TASK REQUIREMENTS: Go through the material below and copy all lines with "juntadeandalucia".

[Collected data entries]
— Start —

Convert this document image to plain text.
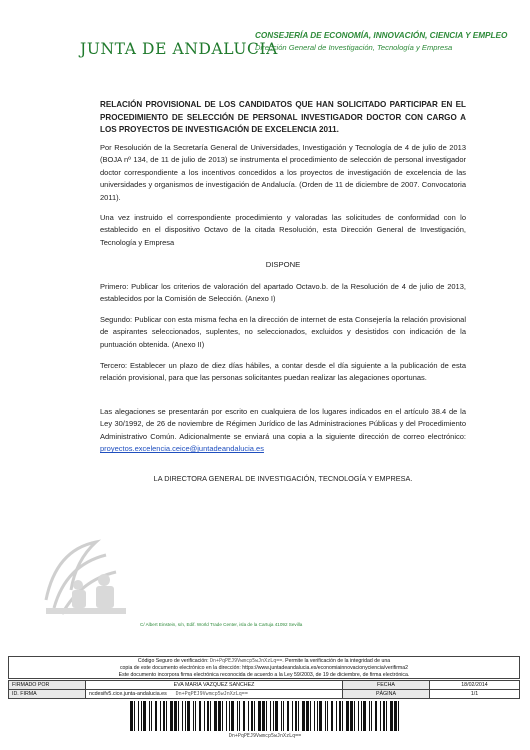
JUNTA DE ANDALUCIA
CONSEJERÍA DE ECONOMÍA, INNOVACIÓN, CIENCIA Y EMPLEO
Dirección General de Investigación, Tecnología y Empresa
RELACIÓN PROVISIONAL DE LOS CANDIDATOS QUE HAN SOLICITADO PARTICIPAR EN EL PROCEDIMIENTO DE SELECCIÓN DE PERSONAL INVESTIGADOR DOCTOR CON CARGO A LOS PROYECTOS DE INVESTIGACIÓN DE EXCELENCIA 2011.
Por Resolución de la Secretaría General de Universidades, Investigación y Tecnología de 4 de julio de 2013 (BOJA nº 134, de 11 de julio de 2013) se instrumenta el procedimiento de selección de personal investigador doctor correspondiente a los incentivos concedidos a los proyectos de investigación de excelencia de las universidades y organismos de investigación de Andalucía. (Orden de 11 de diciembre de 2007. Convocatoria 2011).
Una vez instruido el correspondiente procedimiento y valoradas las solicitudes de conformidad con lo establecido en el dispositivo Octavo de la citada Resolución, esta Dirección General de Investigación, Tecnología y Empresa
DISPONE
Primero: Publicar los criterios de valoración del apartado Octavo.b. de la Resolución de 4 de julio de 2013, establecidos por la Comisión de Selección. (Anexo I)
Segundo: Publicar con esta misma fecha en la dirección de internet de esta Consejería la relación provisional de aspirantes seleccionados, suplentes, no seleccionados, excluidos y desistidos con indicación de la puntuación obtenida. (Anexo II)
Tercero: Establecer un plazo de diez días hábiles, a contar desde el día siguiente a la publicación de esta relación provisional, para que las personas solicitantes puedan realizar las alegaciones oportunas.
Las alegaciones se presentarán por escrito en cualquiera de los lugares indicados en el artículo 38.4 de la Ley 30/1992, de 26 de noviembre de Régimen Jurídico de las Administraciones Públicas y del Procedimiento Administrativo Común. Adicionalmente se enviará una copia a la siguiente dirección de correo electrónico: proyectos.excelencia.ceice@juntadeandalucia.es
LA DIRECTORA GENERAL DE INVESTIGACIÓN, TECNOLOGÍA Y EMPRESA.
C/ Albert Einstein, s/n, Edif. World Trade Center, isla de la Cartuja 41092 Sevilla
Código Seguro de verificación: Dn+PqPEJ9Vwmcp5wJnXzLq==. Permite la verificación de la integridad de una
copia de este documento electrónico en la dirección: https://www.juntadeandalucia.es/economiainnovacionyciencia/verifirma2
Este documento incorpora firma electrónica reconocida de acuerdo a la Ley 59/2003, de 19 de diciembre, de firma electrónica.
FIRMADO POR	EVA MARIA VAZQUEZ SANCHEZ	FECHA	18/02/2014
ID. FIRMA	ncdesifv5.cice.junta-andalucia.es Dn+PqPEJ9Vwmcp5wJnXzLq==	PÁGINA	1/1
Dn+PqPEJ9Vwmcp5wJnXzLq==
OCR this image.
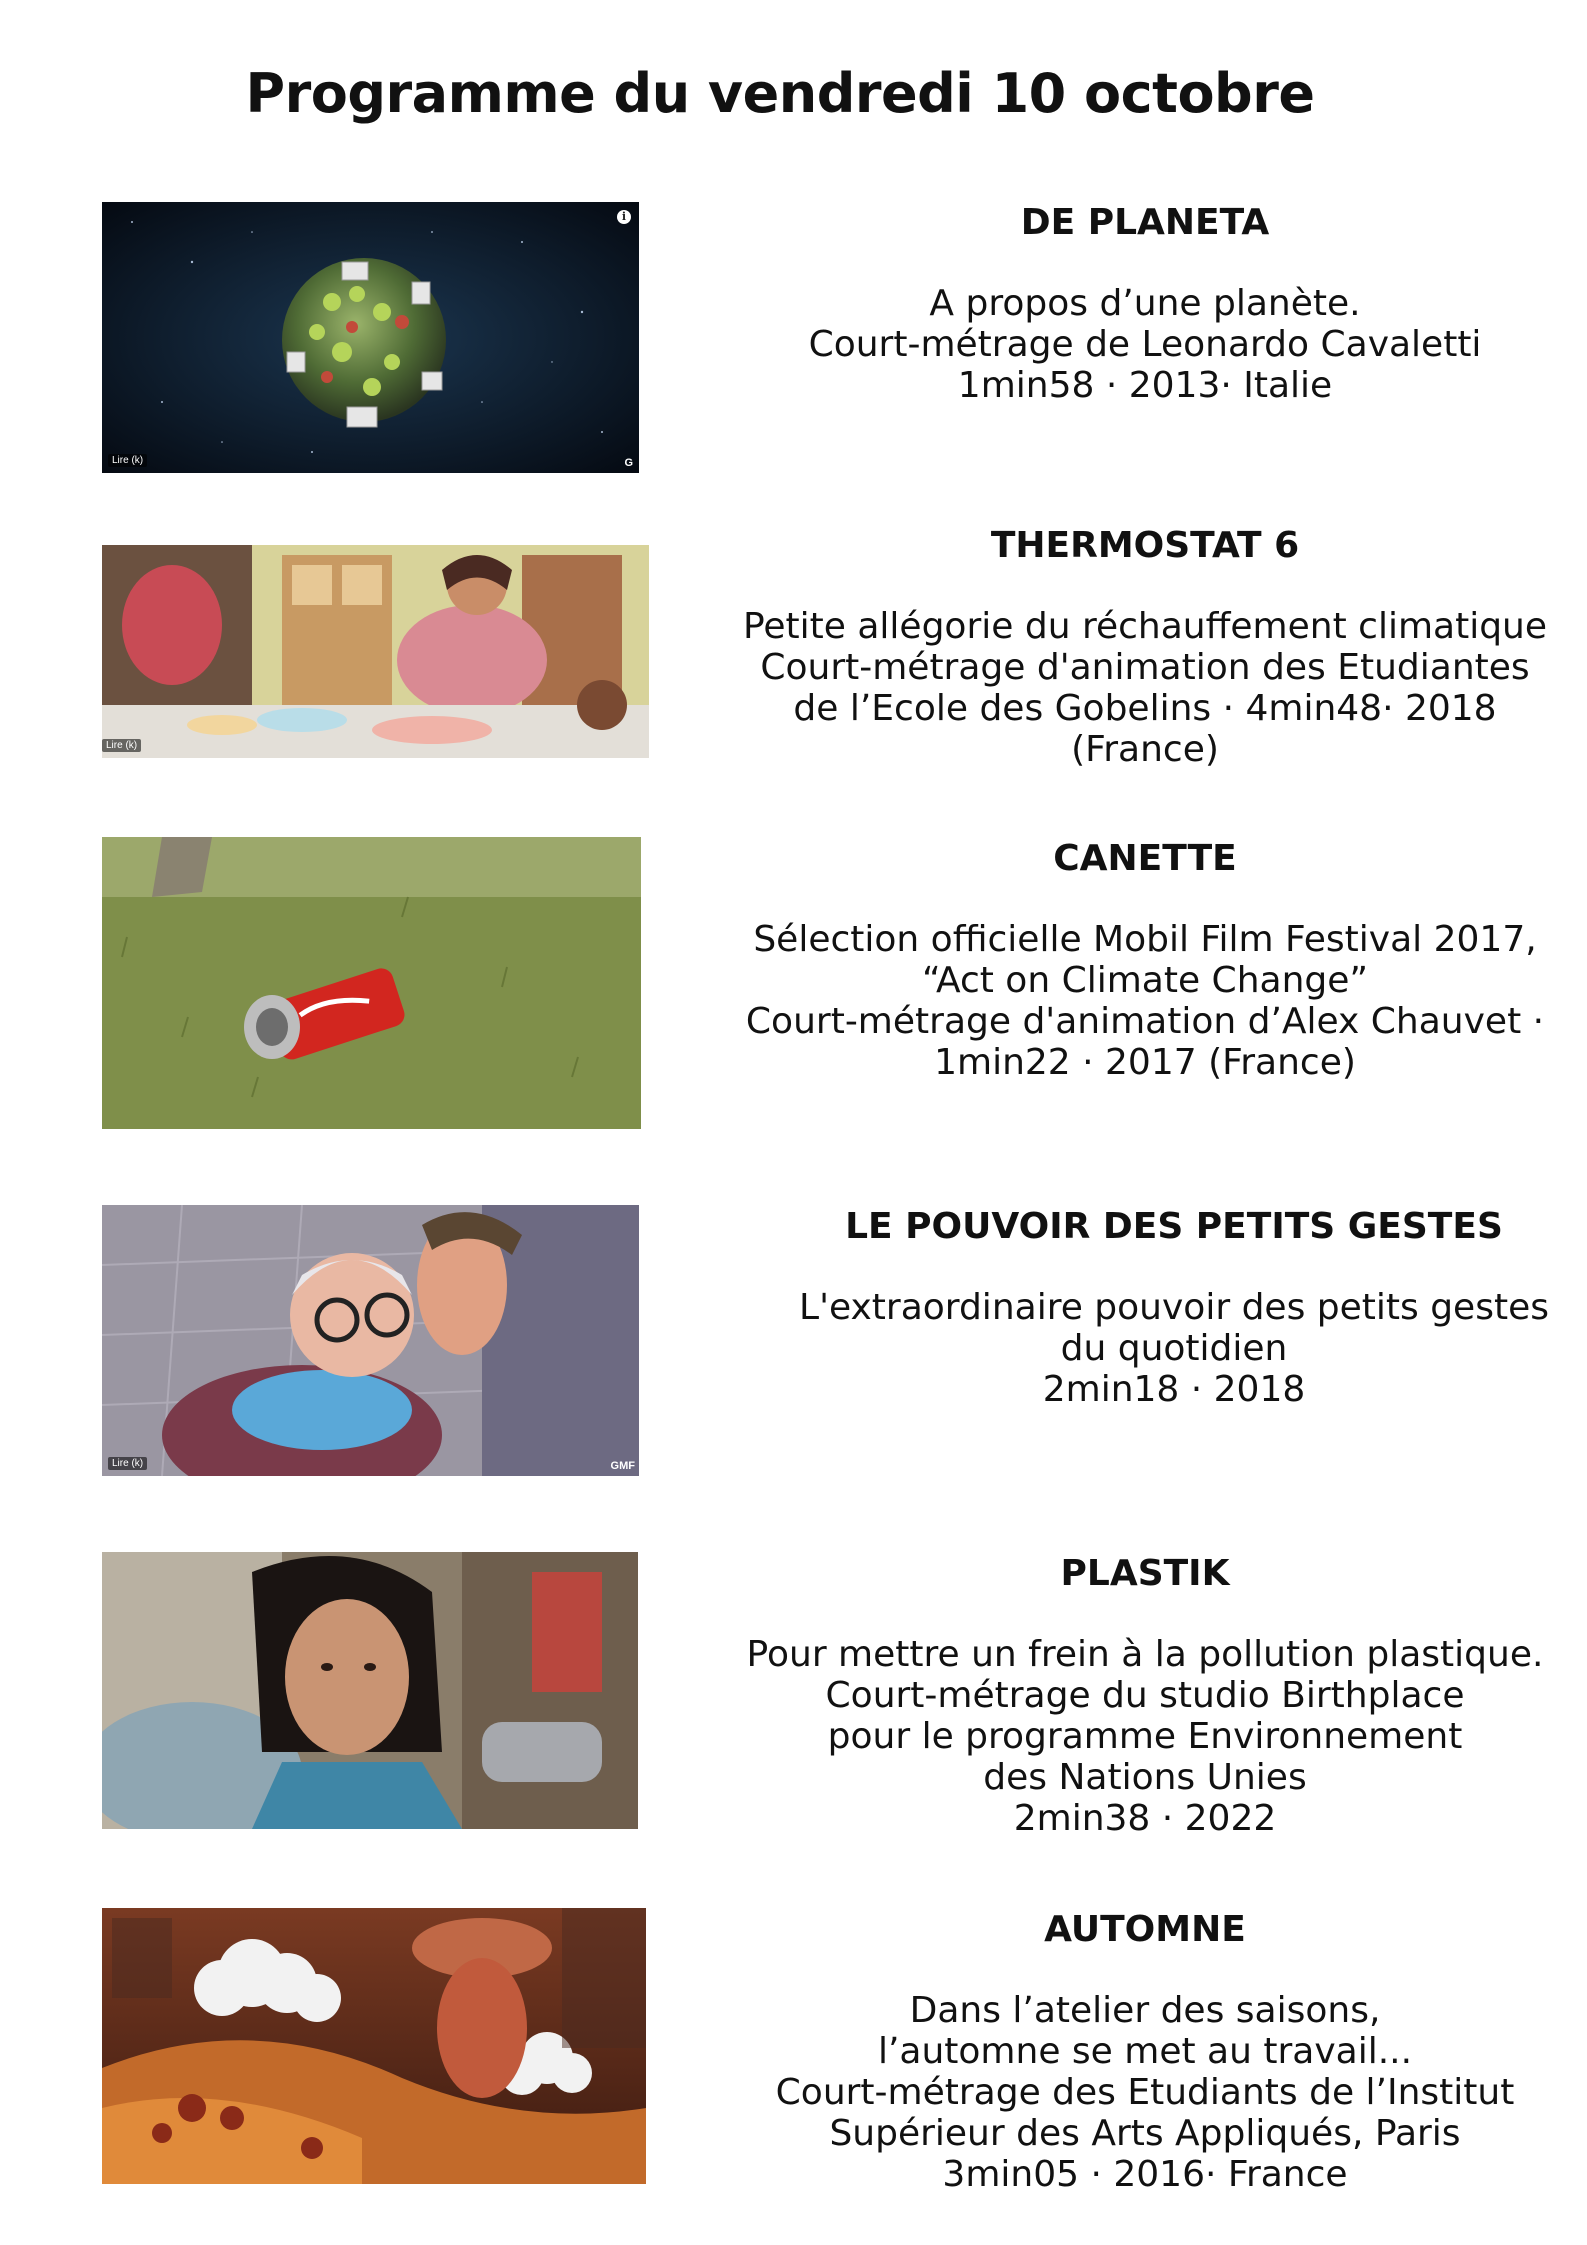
Programme du vendredi 10 octobre
Lire (k)
i
G
DE PLANETA

A propos d’une planète.

Court-métrage de Leonardo Cavaletti

1min58 · 2013· Italie

Lire (k)
THERMOSTAT 6

Petite allégorie du réchauffement climatique

Court-métrage d'animation des Etudiantes

de l’Ecole des Gobelins · 4min48· 2018

(France)

CANETTE

Sélection officielle Mobil Film Festival 2017,

“Act on Climate Change”

Court-métrage d'animation d’Alex Chauvet ·

1min22 · 2017 (France)

Lire (k)	GMF
LE POUVOIR DES PETITS GESTES

L'extraordinaire pouvoir des petits gestes

du quotidien

2min18 · 2018

PLASTIK

Pour mettre un frein à la pollution plastique.

Court-métrage du studio Birthplace

pour le programme Environnement

des Nations Unies

2min38 · 2022

AUTOMNE

Dans l’atelier des saisons,

l’automne se met au travail...

Court-métrage des Etudiants de l’Institut

Supérieur des Arts Appliqués, Paris

3min05 · 2016· France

— End —

EXERCISE SOLUTION:
Las alegaciones se presentarán por escrito en cualquiera de los lugares indicados en el artículo 38.4 de la Ley 30/1992, de 26 de noviembre de Régimen Jurídico de las Administraciones Públicas y del Procedimiento Administrativo Común. Adicionalmente se enviará una copia a la siguiente dirección de correo electrónico: proyectos.excelencia.ceice@juntadeandalucia.es
copia de este documento electrónico en la dirección: https://www.juntadeandalucia.es/economiainnovacionyciencia/verifirma2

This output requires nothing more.